#### THE PROBLEM
Tally the lines of the listing that contain the string "agreed". Give the number and nothing else.

#### DATA PROVIDED
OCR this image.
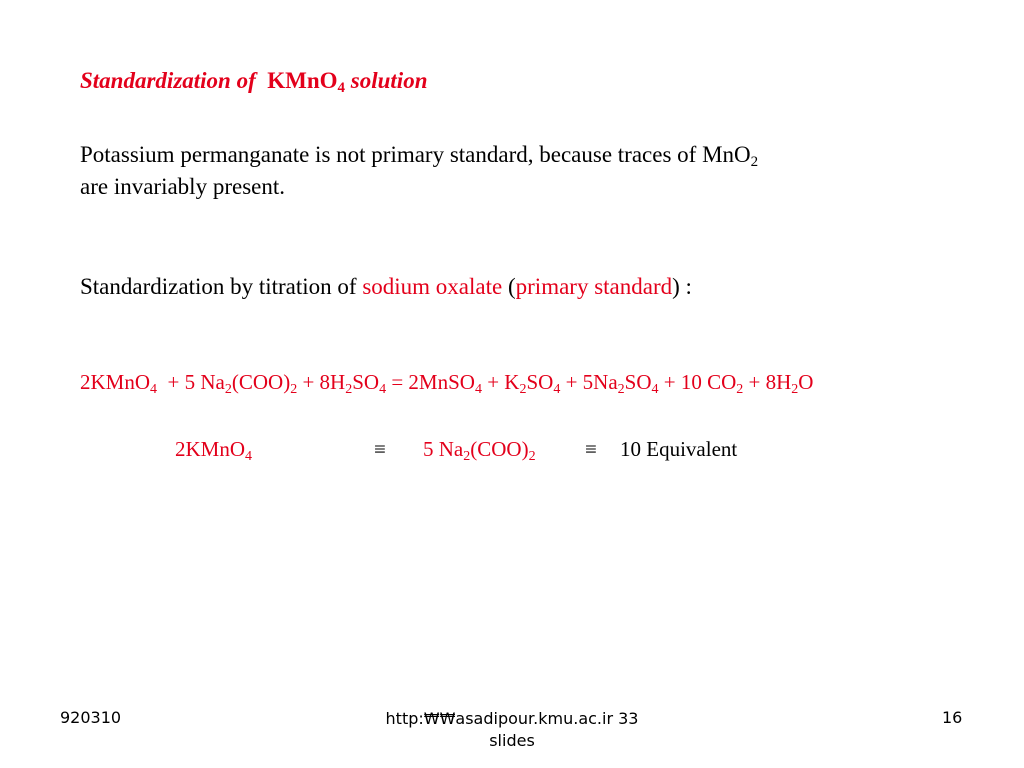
Standardization of KMnO$_4$ solution
Potassium permanganate is not primary standard, because traces of MnO$_2$
are invariably present.
Standardization by titration of sodium oxalate (primary standard) :
2KMnO$_4$  + 5 $Na_2(COO)_2 + 8H_2SO_4$ = 2MnSO$_4$ + $K_2SO_4 + 5Na_2SO_4 + 10$ $CO_2 + 8H_2O$
2KMnO$_4$	≡ 5 $Na_2(COO)_2 \equiv 10$ Equivalent
920310	http:₩₩asadipour.kmu.ac.ir 33
slides
16
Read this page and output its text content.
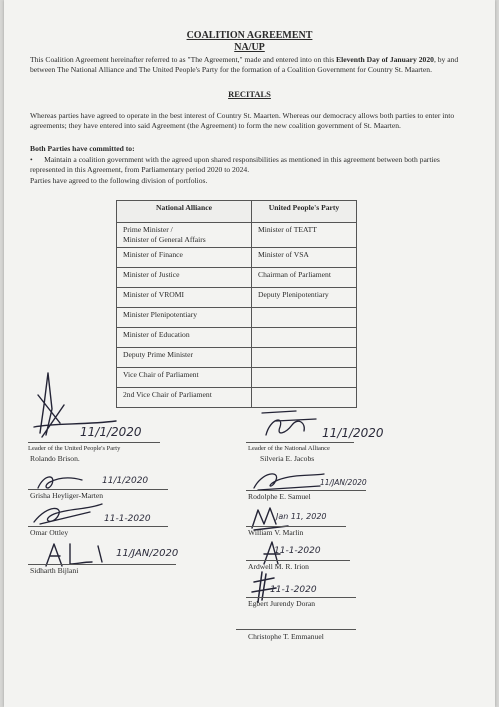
COALITION AGREEMENT
NA/UP
This Coalition Agreement hereinafter referred to as "The Agreement," made and entered into on this Eleventh Day of January 2020, by and between The National Alliance and The United People's Party for the formation of a Coalition Government for Country St. Maarten.
RECITALS
Whereas parties have agreed to operate in the best interest of Country St. Maarten. Whereas our democracy allows both parties to enter into agreements; they have entered into said Agreement (the Agreement) to form the new coalition government of St. Maarten.
Both Parties have committed to:
•      Maintain a coalition government with the agreed upon shared responsibilities as mentioned in this agreement between both parties represented in this Agreement, from Parliamentary period 2020 to 2024.
Parties have agreed to the following division of portfolios.
National Alliance	United People's Party
Prime Minister /
Minister of General Affairs	Minister of TEATT
Minister of Finance	Minister of VSA
Minister of Justice	Chairman of Parliament
Minister of VROMI	Deputy Plenipotentiary
Minister Plenipotentiary	
Minister of Education	
Deputy Prime Minister	
Vice Chair of Parliament	
2nd Vice Chair of Parliament	
11/1/2020
Leader of the United People's Party
Rolando Brison.
11/1/2020
Grisha Heyliger-Marten
11-1-2020
Omar Ottley
11/JAN/2020
Sidharth Bijlani
11/1/2020
Leader of the National Alliance
Silveria E. Jacobs
11/JAN/2020
Rodolphe E. Samuel
Jan 11, 2020
William V. Marlin
11-1-2020
Ardwell M. R. Irion
11-1-2020
Egbert Jurendy Doran
Christophe T. Emmanuel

#### RESULT
3